══ EXERCISE DATA

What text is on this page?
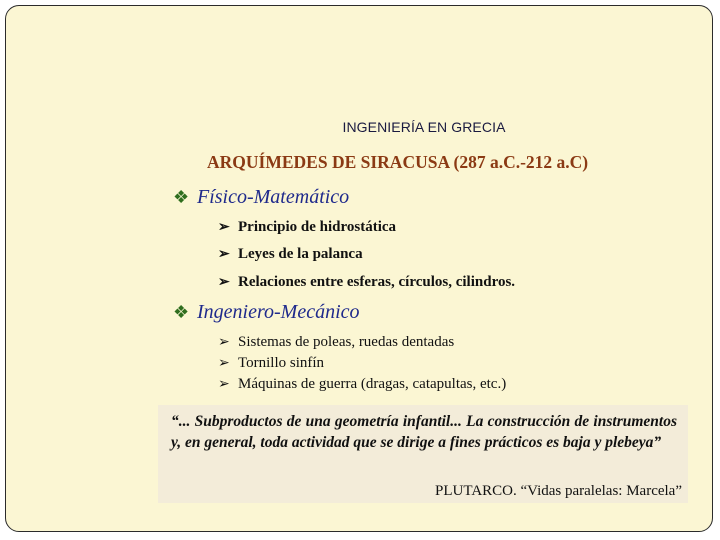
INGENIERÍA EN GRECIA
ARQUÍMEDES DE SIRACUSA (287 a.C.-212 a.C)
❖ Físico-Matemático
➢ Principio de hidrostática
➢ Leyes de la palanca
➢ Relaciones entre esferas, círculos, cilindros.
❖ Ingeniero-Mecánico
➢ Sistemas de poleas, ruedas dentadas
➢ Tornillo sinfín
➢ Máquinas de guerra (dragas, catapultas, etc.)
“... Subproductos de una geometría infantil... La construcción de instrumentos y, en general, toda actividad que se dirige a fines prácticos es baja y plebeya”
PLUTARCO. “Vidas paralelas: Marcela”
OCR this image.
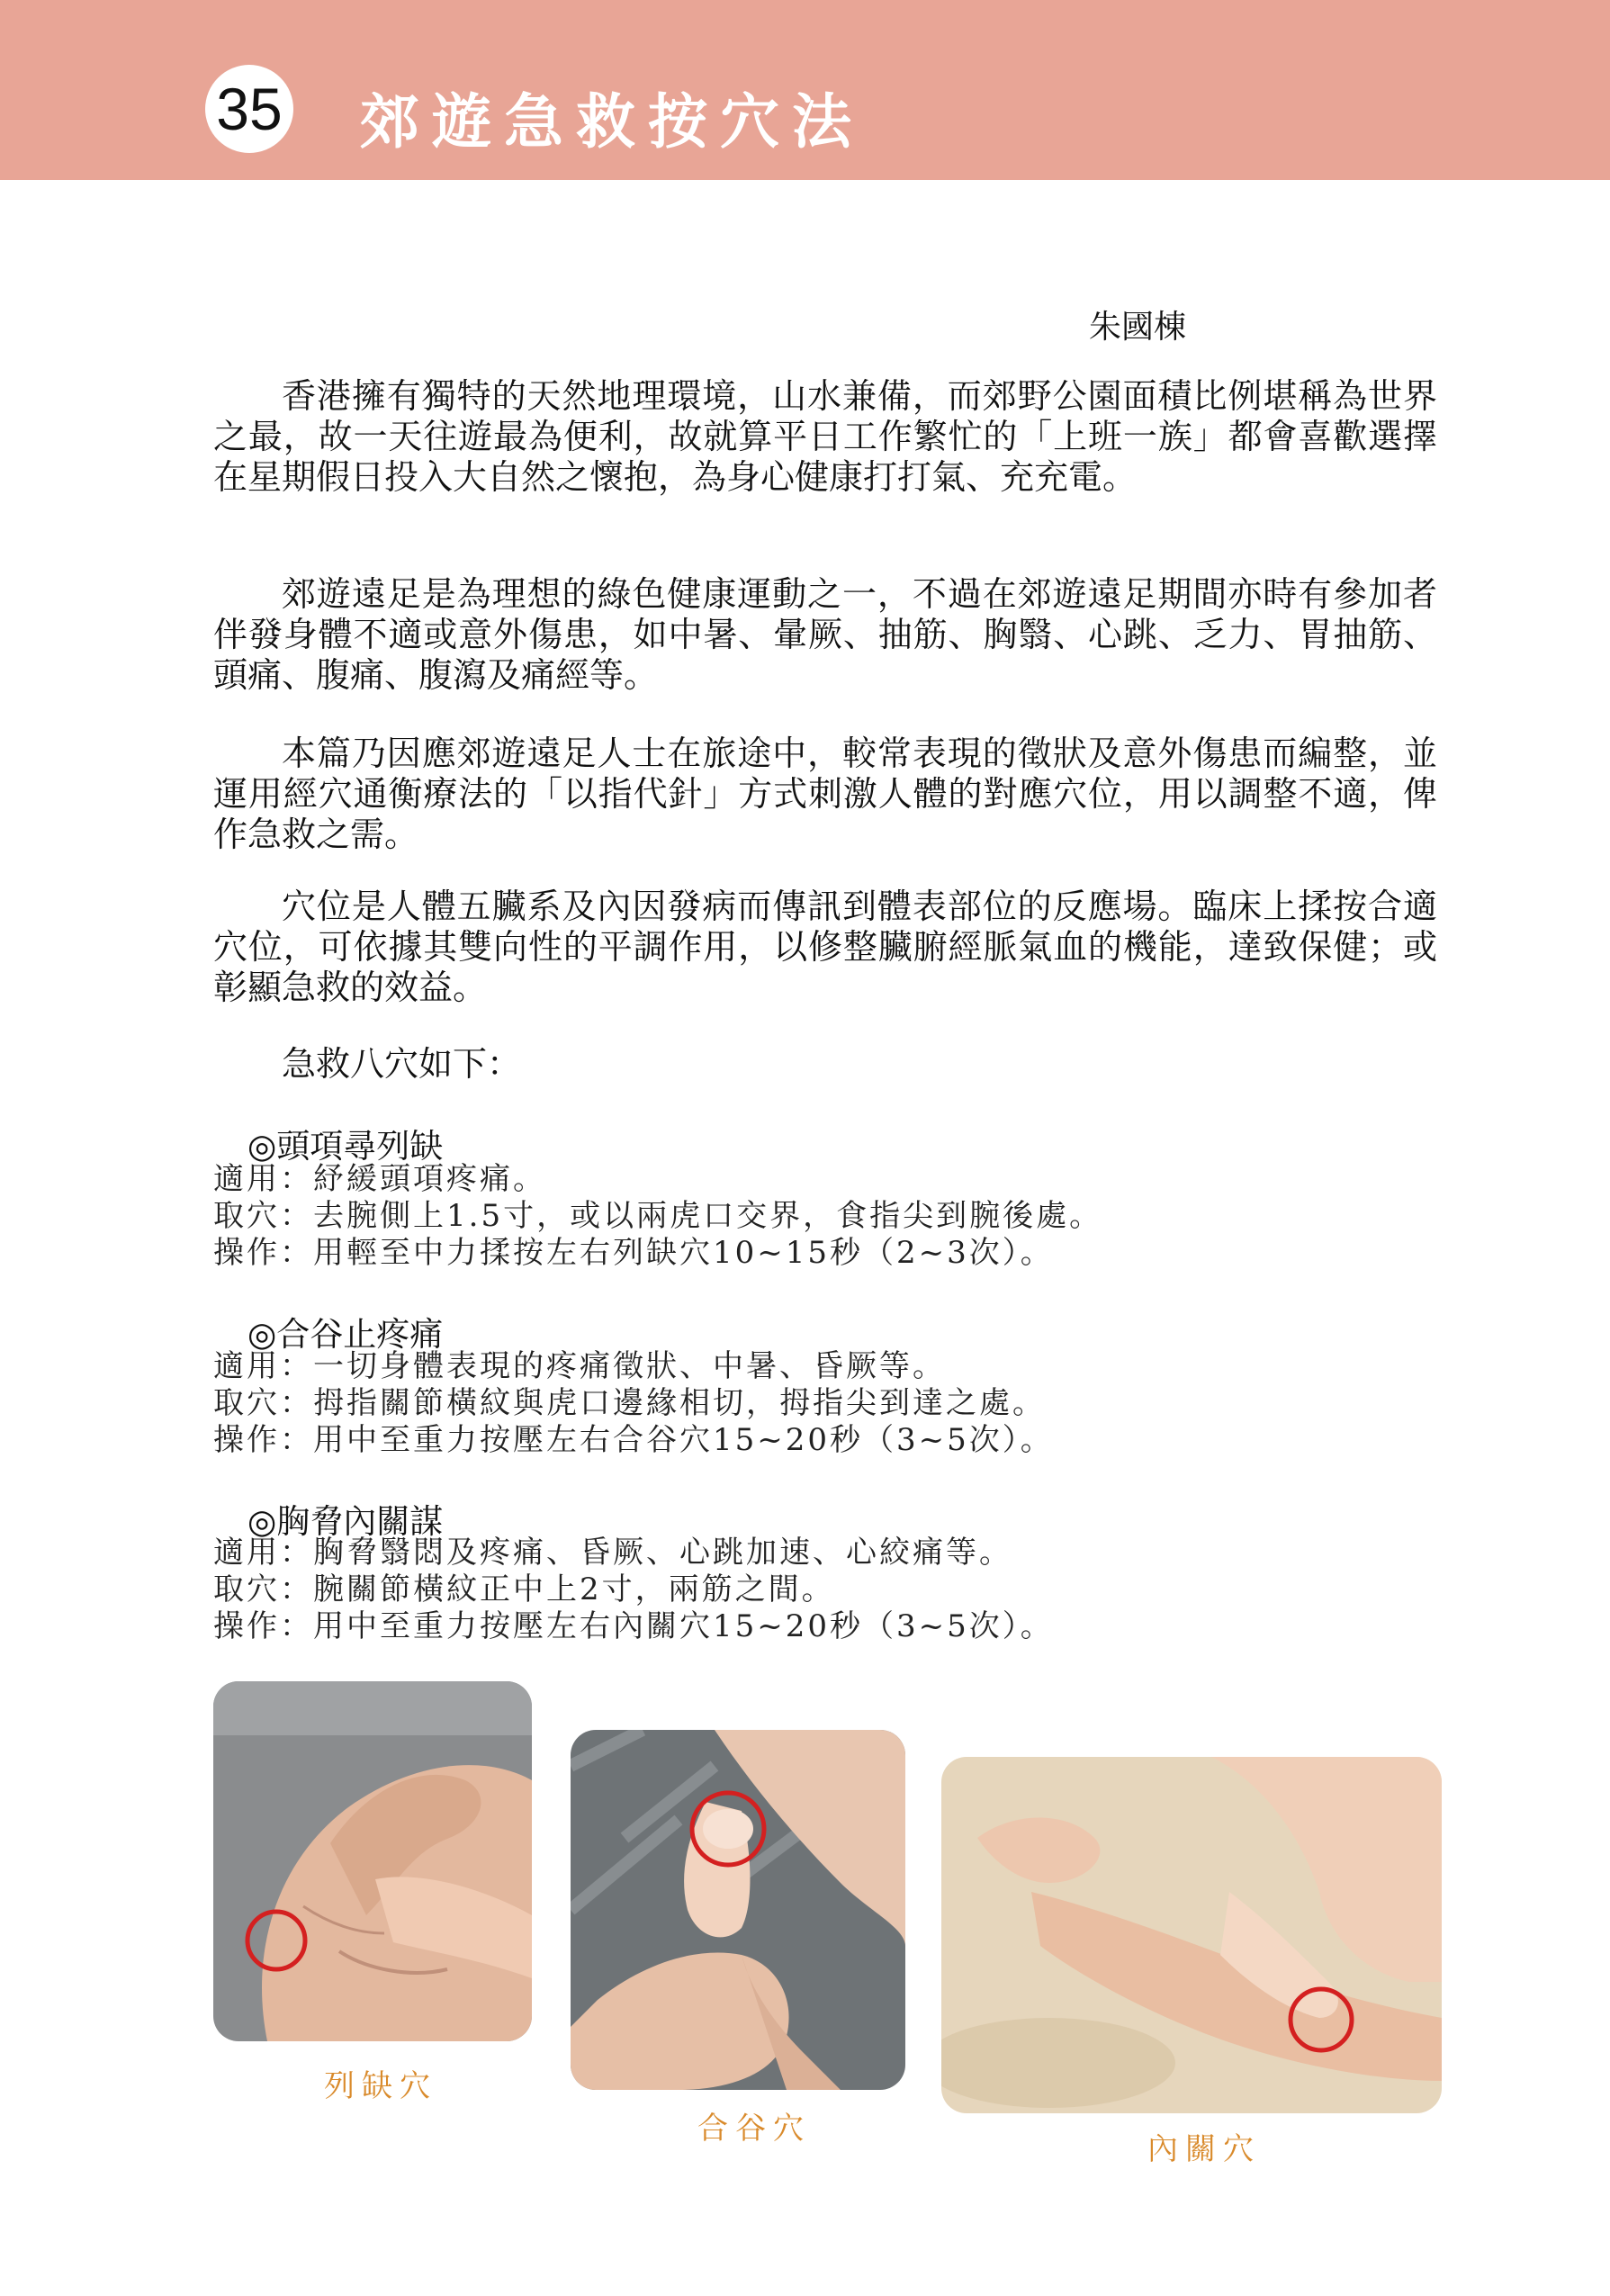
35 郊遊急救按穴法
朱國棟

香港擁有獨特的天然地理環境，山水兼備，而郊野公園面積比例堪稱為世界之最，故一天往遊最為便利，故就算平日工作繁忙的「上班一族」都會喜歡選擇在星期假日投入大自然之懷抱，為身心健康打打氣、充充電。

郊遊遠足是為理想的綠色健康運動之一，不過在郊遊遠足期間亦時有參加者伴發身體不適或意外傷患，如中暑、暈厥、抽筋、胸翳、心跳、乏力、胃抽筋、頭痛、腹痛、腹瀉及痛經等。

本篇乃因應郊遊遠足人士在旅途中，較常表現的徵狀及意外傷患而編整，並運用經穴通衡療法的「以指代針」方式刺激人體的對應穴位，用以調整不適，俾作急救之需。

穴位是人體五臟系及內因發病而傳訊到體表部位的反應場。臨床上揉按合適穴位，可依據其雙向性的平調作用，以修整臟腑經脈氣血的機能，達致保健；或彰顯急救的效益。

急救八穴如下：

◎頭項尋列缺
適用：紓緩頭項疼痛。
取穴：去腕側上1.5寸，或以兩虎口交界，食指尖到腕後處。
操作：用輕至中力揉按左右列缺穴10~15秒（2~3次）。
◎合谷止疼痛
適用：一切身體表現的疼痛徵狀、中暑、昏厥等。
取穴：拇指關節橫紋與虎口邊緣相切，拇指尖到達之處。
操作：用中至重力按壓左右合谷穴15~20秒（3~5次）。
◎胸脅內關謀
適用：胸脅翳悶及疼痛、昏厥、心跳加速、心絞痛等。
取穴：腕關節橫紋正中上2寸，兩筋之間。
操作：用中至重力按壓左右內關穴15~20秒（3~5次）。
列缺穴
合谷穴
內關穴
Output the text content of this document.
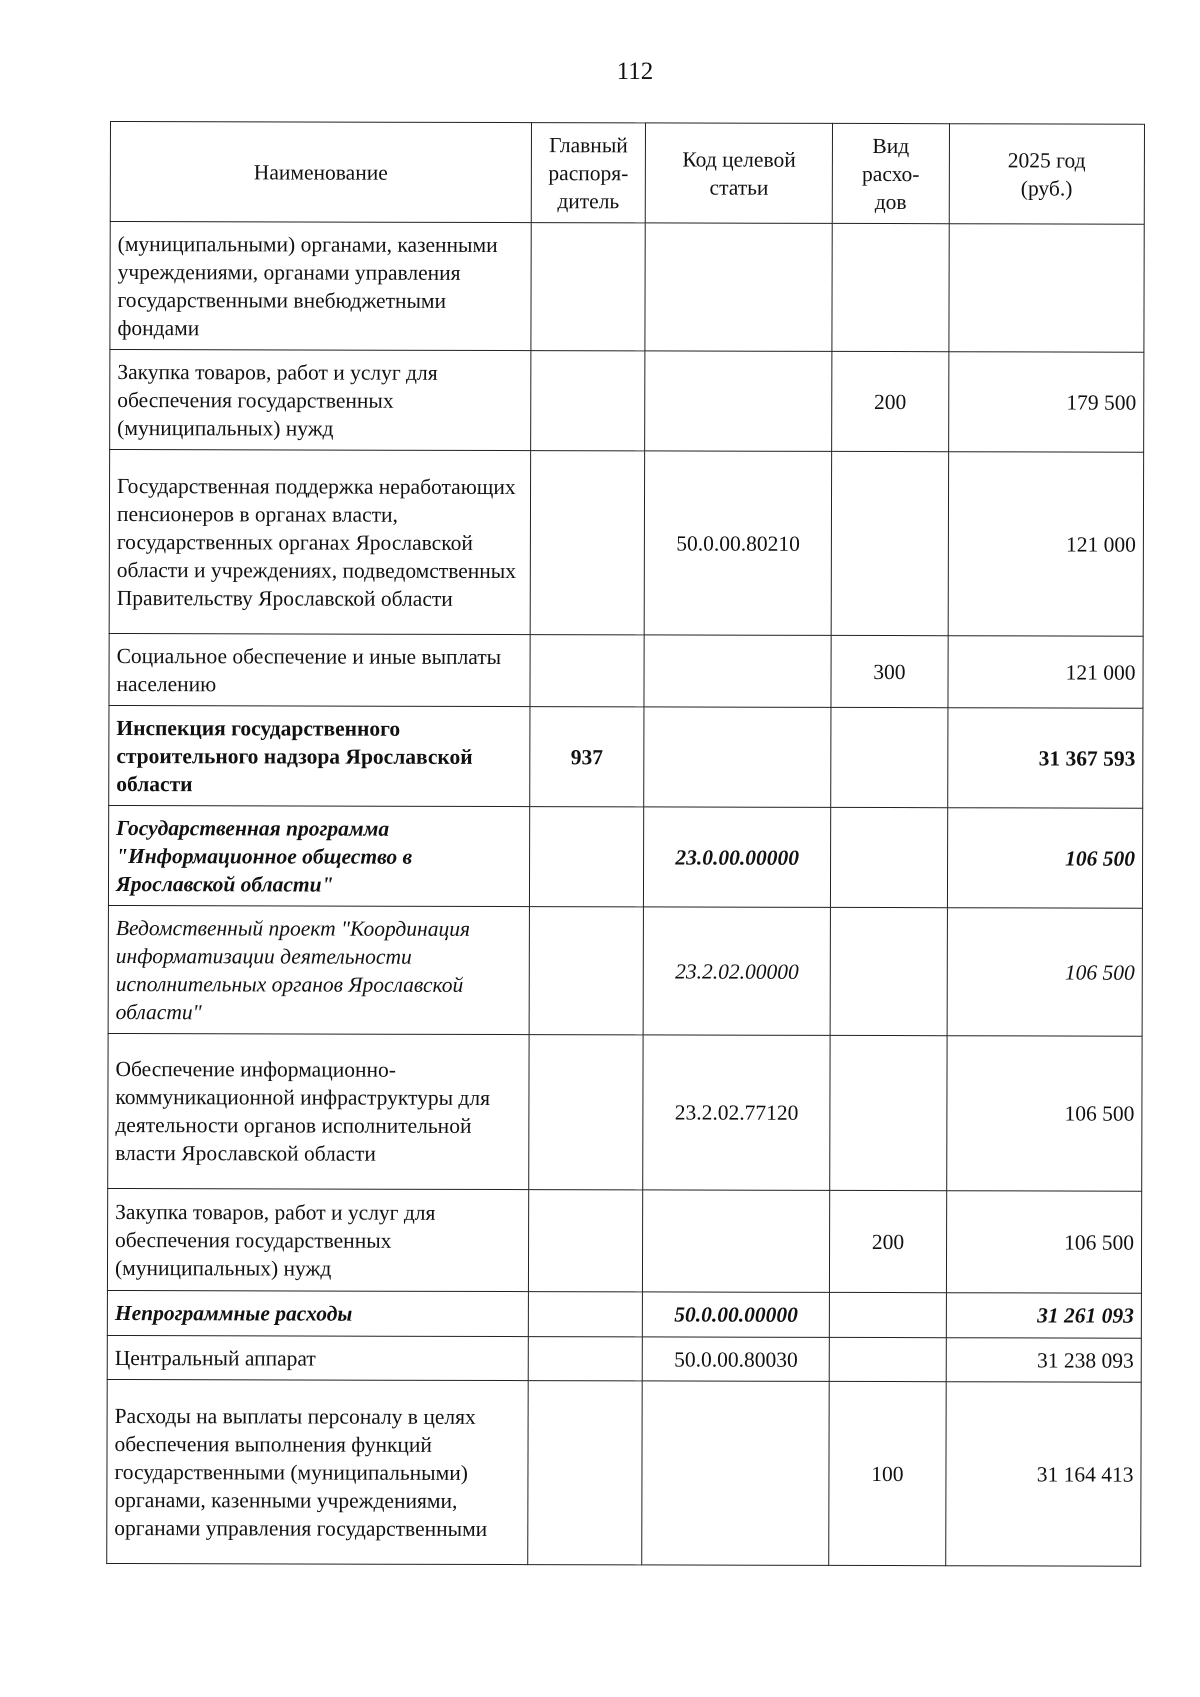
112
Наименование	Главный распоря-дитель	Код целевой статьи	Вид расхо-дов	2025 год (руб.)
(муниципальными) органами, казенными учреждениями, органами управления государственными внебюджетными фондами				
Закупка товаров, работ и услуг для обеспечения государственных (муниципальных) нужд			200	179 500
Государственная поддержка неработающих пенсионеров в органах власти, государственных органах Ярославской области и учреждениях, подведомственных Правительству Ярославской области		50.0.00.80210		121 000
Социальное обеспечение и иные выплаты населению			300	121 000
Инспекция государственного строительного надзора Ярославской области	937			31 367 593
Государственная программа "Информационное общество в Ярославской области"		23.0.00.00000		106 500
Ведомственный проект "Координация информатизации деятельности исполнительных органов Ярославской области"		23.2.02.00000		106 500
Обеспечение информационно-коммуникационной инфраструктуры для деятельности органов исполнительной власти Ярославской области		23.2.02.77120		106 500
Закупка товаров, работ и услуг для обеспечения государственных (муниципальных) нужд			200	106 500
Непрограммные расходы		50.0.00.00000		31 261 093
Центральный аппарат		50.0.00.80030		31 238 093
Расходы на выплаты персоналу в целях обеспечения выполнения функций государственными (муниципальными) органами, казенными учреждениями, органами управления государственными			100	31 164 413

════

§ INSTRUCTIONS FOR THE TASK:
Copy all the lines above that hold the string "муниципальных".

§ RESULT:
Закупка товаров, работ и услуг для обеспечения государственных (муниципальных) нужд			200	179 500
Закупка товаров, работ и услуг для обеспечения государственных (муниципальных) нужд			200	106 500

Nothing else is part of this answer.